--- BEGIN RECORDS SUPPLIED ---

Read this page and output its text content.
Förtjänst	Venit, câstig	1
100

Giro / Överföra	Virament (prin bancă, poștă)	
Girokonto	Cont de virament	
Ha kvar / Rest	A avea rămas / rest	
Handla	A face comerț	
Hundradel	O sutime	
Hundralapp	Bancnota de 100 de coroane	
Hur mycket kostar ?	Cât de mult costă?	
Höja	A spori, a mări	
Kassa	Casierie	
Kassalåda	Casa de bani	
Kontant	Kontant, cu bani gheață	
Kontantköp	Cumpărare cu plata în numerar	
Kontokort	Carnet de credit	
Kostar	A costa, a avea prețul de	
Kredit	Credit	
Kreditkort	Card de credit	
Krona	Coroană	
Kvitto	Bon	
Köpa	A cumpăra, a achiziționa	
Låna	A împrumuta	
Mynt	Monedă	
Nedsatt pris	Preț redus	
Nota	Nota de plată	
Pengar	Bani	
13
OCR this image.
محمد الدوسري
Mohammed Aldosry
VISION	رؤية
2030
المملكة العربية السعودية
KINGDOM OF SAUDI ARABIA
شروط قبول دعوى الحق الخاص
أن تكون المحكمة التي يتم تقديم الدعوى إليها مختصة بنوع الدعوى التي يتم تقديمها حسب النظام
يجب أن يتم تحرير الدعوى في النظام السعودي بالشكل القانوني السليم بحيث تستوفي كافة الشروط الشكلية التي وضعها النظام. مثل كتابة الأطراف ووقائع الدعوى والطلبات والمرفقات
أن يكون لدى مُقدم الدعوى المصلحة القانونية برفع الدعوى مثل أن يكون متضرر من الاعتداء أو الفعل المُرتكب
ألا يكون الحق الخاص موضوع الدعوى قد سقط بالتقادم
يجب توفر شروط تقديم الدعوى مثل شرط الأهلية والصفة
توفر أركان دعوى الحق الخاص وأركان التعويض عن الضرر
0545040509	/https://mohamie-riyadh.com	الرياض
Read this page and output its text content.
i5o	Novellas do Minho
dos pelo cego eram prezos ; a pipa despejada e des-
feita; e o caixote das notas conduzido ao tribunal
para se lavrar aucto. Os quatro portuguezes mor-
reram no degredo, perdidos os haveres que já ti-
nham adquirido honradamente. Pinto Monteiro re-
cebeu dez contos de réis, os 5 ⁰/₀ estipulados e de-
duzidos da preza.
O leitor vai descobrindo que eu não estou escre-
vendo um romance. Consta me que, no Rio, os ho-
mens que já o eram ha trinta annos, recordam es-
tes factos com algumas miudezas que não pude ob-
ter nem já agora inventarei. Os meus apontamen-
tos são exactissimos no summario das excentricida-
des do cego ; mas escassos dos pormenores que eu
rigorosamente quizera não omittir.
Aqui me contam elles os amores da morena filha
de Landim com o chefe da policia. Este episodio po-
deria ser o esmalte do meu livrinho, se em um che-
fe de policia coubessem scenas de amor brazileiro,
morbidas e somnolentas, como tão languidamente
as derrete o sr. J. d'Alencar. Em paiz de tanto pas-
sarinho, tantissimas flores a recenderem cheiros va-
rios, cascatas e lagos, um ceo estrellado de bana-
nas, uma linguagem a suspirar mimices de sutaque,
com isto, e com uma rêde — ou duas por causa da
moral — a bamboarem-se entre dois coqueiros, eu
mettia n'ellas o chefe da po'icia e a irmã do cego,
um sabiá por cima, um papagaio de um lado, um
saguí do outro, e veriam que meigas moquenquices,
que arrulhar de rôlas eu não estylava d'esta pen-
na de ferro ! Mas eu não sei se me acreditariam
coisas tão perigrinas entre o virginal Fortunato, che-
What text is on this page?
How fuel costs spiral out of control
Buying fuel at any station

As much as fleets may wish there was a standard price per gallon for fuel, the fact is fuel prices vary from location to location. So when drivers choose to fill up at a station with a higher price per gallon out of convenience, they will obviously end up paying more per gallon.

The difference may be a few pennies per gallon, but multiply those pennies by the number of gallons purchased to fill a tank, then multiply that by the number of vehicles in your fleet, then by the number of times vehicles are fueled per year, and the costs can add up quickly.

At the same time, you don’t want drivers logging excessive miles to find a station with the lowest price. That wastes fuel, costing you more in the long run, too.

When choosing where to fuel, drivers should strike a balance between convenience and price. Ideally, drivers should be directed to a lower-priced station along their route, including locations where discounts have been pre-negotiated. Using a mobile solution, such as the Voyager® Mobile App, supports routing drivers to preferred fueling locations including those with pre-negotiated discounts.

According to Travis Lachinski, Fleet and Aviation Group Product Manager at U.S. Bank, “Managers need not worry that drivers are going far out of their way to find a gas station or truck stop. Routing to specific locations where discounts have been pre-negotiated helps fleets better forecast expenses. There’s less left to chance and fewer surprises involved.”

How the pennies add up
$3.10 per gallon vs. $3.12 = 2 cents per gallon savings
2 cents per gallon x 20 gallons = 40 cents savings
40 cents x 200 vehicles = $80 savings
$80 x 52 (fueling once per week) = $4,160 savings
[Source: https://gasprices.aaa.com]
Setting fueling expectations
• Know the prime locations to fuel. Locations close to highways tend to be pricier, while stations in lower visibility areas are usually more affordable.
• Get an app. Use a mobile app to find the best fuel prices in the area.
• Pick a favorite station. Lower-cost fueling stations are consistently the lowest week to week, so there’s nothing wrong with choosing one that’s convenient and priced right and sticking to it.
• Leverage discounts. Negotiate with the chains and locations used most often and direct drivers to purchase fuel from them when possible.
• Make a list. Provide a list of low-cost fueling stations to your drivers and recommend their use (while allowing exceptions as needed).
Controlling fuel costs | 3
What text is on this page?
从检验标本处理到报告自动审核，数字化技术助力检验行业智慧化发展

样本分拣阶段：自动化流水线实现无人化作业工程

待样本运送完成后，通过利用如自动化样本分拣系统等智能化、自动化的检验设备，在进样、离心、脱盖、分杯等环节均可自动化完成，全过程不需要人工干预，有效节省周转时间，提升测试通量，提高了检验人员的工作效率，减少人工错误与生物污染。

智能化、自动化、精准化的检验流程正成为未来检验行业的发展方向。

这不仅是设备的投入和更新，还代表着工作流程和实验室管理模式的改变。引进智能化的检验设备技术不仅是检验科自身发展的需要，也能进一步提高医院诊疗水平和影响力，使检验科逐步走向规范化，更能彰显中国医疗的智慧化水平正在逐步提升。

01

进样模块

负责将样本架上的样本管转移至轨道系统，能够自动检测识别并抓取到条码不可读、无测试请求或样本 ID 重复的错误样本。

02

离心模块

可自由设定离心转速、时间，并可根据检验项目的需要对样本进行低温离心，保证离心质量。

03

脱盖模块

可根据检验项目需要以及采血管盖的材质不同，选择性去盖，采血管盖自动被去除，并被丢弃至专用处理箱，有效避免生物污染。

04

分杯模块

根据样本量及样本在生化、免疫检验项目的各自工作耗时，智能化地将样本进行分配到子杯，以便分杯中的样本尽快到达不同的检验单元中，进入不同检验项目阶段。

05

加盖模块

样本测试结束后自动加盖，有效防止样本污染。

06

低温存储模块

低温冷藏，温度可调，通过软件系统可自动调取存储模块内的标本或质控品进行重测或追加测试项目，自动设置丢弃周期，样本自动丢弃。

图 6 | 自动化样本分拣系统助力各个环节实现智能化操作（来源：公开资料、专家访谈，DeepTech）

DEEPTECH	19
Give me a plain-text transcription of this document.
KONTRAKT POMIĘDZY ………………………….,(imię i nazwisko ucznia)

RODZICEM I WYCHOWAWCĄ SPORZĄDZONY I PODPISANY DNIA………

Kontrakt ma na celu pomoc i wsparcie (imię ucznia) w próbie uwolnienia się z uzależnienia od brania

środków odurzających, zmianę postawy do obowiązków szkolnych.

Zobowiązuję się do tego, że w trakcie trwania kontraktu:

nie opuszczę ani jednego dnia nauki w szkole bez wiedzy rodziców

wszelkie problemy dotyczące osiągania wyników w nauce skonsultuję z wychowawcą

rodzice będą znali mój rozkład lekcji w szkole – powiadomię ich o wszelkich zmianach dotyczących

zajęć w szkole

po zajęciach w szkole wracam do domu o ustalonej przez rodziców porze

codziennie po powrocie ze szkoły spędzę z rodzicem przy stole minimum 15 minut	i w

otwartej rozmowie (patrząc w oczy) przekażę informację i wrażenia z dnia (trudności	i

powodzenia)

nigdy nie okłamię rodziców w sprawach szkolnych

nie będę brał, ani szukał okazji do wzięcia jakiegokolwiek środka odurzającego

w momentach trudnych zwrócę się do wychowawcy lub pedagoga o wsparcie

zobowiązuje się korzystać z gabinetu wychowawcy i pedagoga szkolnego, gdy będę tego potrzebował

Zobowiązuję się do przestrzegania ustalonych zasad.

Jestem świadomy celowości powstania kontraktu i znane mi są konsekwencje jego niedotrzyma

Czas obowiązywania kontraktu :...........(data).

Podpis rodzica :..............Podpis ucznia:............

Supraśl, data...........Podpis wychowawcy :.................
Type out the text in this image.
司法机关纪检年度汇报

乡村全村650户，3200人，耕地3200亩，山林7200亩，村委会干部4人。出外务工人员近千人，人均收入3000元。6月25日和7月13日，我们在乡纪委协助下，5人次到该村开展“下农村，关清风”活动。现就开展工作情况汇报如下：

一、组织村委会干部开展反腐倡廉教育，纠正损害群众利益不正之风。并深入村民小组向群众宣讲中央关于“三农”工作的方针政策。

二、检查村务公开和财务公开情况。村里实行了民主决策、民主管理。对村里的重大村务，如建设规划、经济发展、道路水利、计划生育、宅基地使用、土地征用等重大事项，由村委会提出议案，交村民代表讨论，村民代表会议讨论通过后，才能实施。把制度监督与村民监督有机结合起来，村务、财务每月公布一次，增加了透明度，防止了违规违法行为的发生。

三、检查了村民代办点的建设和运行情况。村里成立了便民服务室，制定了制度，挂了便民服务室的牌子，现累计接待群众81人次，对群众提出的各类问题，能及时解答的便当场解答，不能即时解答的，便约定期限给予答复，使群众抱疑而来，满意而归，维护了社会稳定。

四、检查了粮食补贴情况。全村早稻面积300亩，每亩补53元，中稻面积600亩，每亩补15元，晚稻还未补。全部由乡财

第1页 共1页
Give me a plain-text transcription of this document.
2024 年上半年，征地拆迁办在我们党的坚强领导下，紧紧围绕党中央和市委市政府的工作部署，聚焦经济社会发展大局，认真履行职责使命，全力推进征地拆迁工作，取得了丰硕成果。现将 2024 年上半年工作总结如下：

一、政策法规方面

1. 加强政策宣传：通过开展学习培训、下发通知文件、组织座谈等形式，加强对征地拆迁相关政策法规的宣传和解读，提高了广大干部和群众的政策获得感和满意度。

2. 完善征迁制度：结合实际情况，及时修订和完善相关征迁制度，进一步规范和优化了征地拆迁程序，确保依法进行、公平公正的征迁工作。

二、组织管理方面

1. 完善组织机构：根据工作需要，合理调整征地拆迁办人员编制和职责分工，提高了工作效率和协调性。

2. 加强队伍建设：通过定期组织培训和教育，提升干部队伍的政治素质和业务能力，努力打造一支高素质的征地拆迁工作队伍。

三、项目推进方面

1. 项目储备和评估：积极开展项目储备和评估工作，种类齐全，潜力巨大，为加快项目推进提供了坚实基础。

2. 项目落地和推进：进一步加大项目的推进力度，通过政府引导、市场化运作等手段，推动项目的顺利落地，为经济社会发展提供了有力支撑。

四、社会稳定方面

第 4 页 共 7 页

--- END RECORDS SUPPLIED ---

- TASK TO CARRY OUT -
From the data, collect all lines where the string "النظام" appears.

- CORRECT RESPONSE -
أن تكون المحكمة التي يتم تقديم الدعوى إليها مختصة بنوع الدعوى التي يتم تقديمها حسب النظام
يجب أن يتم تحرير الدعوى في النظام السعودي بالشكل القانوني السليم بحيث تستوفي كافة الشروط الشكلية التي وضعها النظام. مثل كتابة الأطراف ووقائع الدعوى والطلبات والمرفقات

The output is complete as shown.